Data section:
- - - - -
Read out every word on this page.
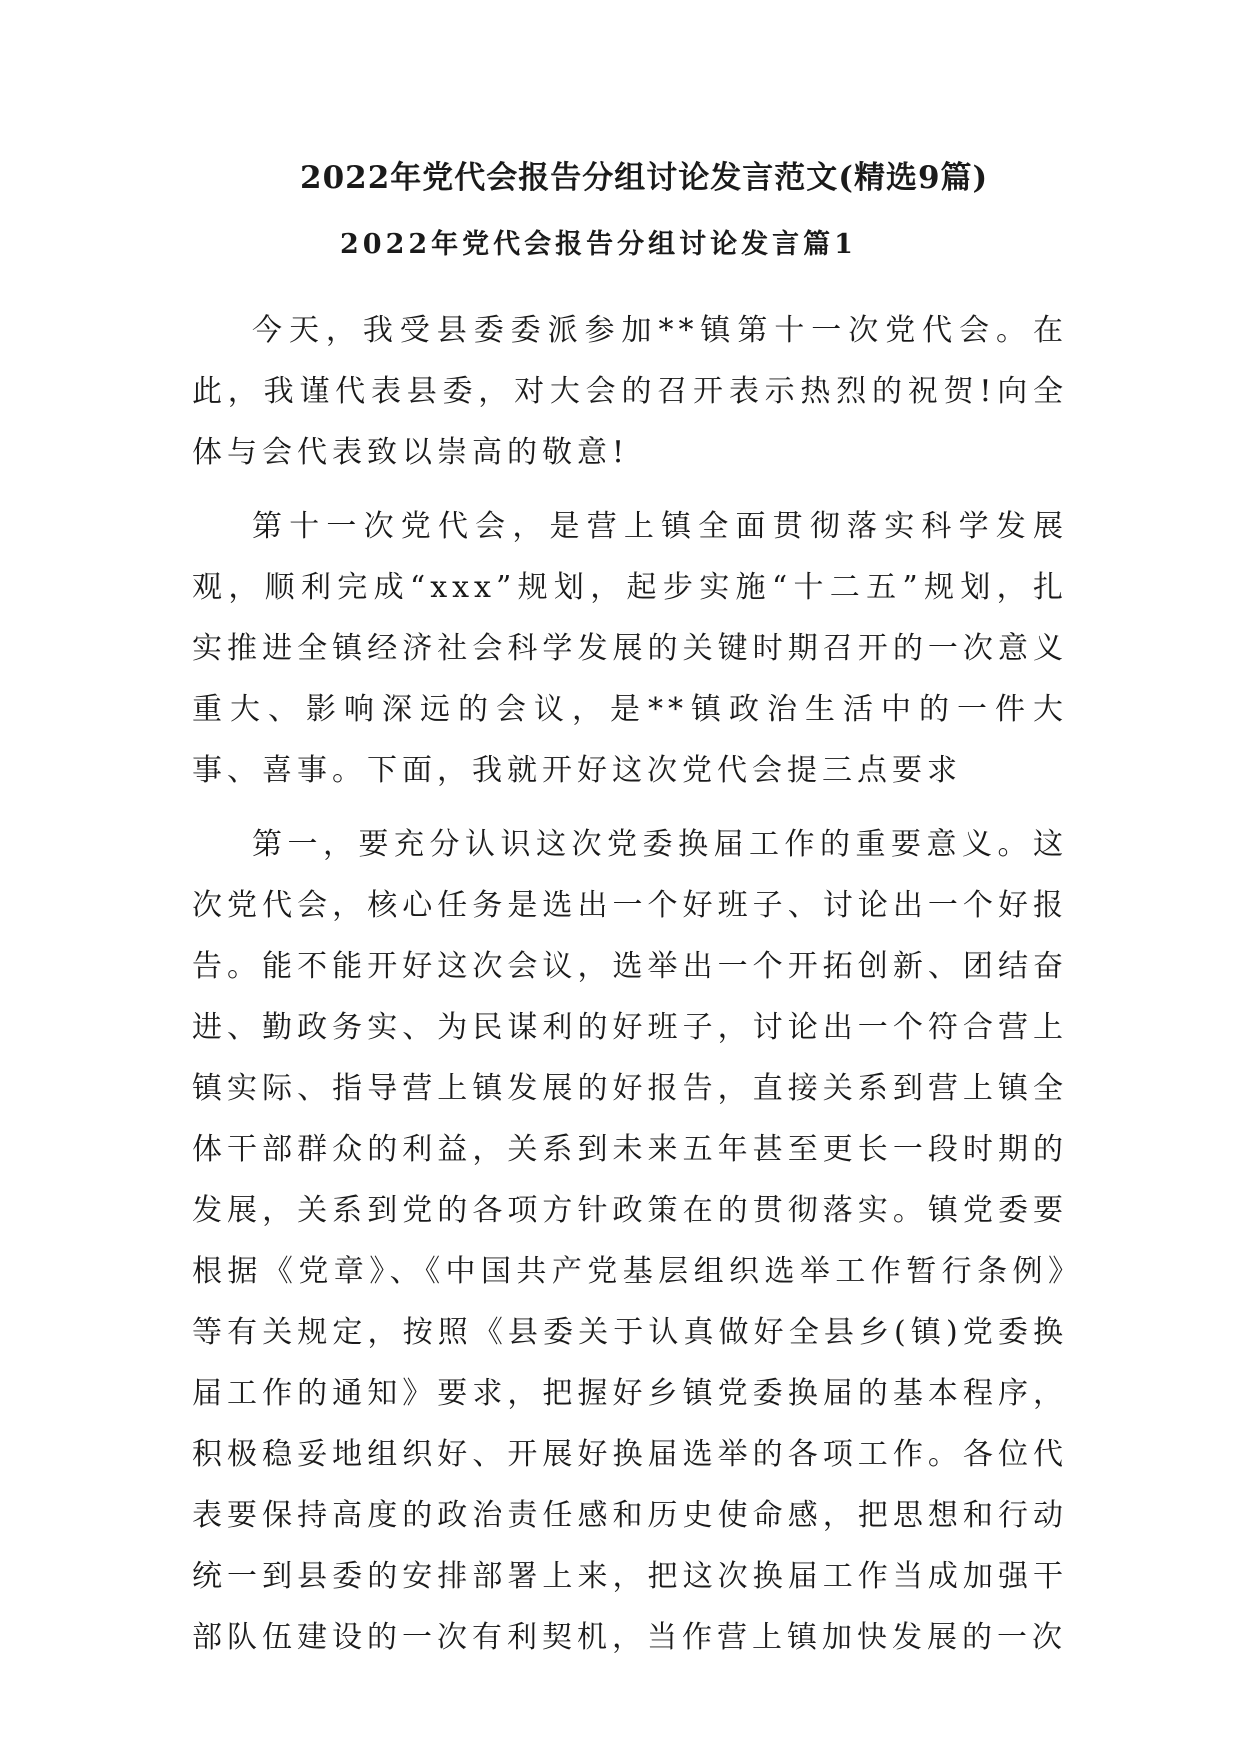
2022年党代会报告分组讨论发言范文(精选9篇)
2022年党代会报告分组讨论发言篇1

今天，我受县委委派参加**镇第十一次党代会。在此，我谨代表县委，对大会的召开表示热烈的祝贺!向全体与会代表致以崇高的敬意!

第十一次党代会，是营上镇全面贯彻落实科学发展观，顺利完成“xxx”规划，起步实施“十二五”规划，扎实推进全镇经济社会科学发展的关键时期召开的一次意义重大、影响深远的会议，是**镇政治生活中的一件大事、喜事。下面，我就开好这次党代会提三点要求

第一，要充分认识这次党委换届工作的重要意义。这次党代会，核心任务是选出一个好班子、讨论出一个好报告。能不能开好这次会议，选举出一个开拓创新、团结奋进、勤政务实、为民谋利的好班子，讨论出一个符合营上镇实际、指导营上镇发展的好报告，直接关系到营上镇全体干部群众的利益，关系到未来五年甚至更长一段时期的发展，关系到党的各项方针政策在的贯彻落实。镇党委要根据《党章》、《中国共产党基层组织选举工作暂行条例》等有关规定，按照《县委关于认真做好全县乡(镇)党委换届工作的通知》要求，把握好乡镇党委换届的基本程序，积极稳妥地组织好、开展好换届选举的各项工作。各位代表要保持高度的政治责任感和历史使命感，把思想和行动统一到县委的安排部署上来，把这次换届工作当成加强干部队伍建设的一次有利契机，当作营上镇加快发展的一次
- - - - -
Objective: Reproduce the entries above exactly. Do not include the images.

Solved problem:
Read out every word on this page.
2022年党代会报告分组讨论发言范文(精选9篇)
2022年党代会报告分组讨论发言篇1

今天，我受县委委派参加**镇第十一次党代会。在此，我谨代表县委，对大会的召开表示热烈的祝贺!向全体与会代表致以崇高的敬意!

第十一次党代会，是营上镇全面贯彻落实科学发展观，顺利完成“xxx”规划，起步实施“十二五”规划，扎实推进全镇经济社会科学发展的关键时期召开的一次意义重大、影响深远的会议，是**镇政治生活中的一件大事、喜事。下面，我就开好这次党代会提三点要求

第一，要充分认识这次党委换届工作的重要意义。这次党代会，核心任务是选出一个好班子、讨论出一个好报告。能不能开好这次会议，选举出一个开拓创新、团结奋进、勤政务实、为民谋利的好班子，讨论出一个符合营上镇实际、指导营上镇发展的好报告，直接关系到营上镇全体干部群众的利益，关系到未来五年甚至更长一段时期的发展，关系到党的各项方针政策在的贯彻落实。镇党委要根据《党章》、《中国共产党基层组织选举工作暂行条例》等有关规定，按照《县委关于认真做好全县乡(镇)党委换届工作的通知》要求，把握好乡镇党委换届的基本程序，积极稳妥地组织好、开展好换届选举的各项工作。各位代表要保持高度的政治责任感和历史使命感，把思想和行动统一到县委的安排部署上来，把这次换届工作当成加强干部队伍建设的一次有利契机，当作营上镇加快发展的一次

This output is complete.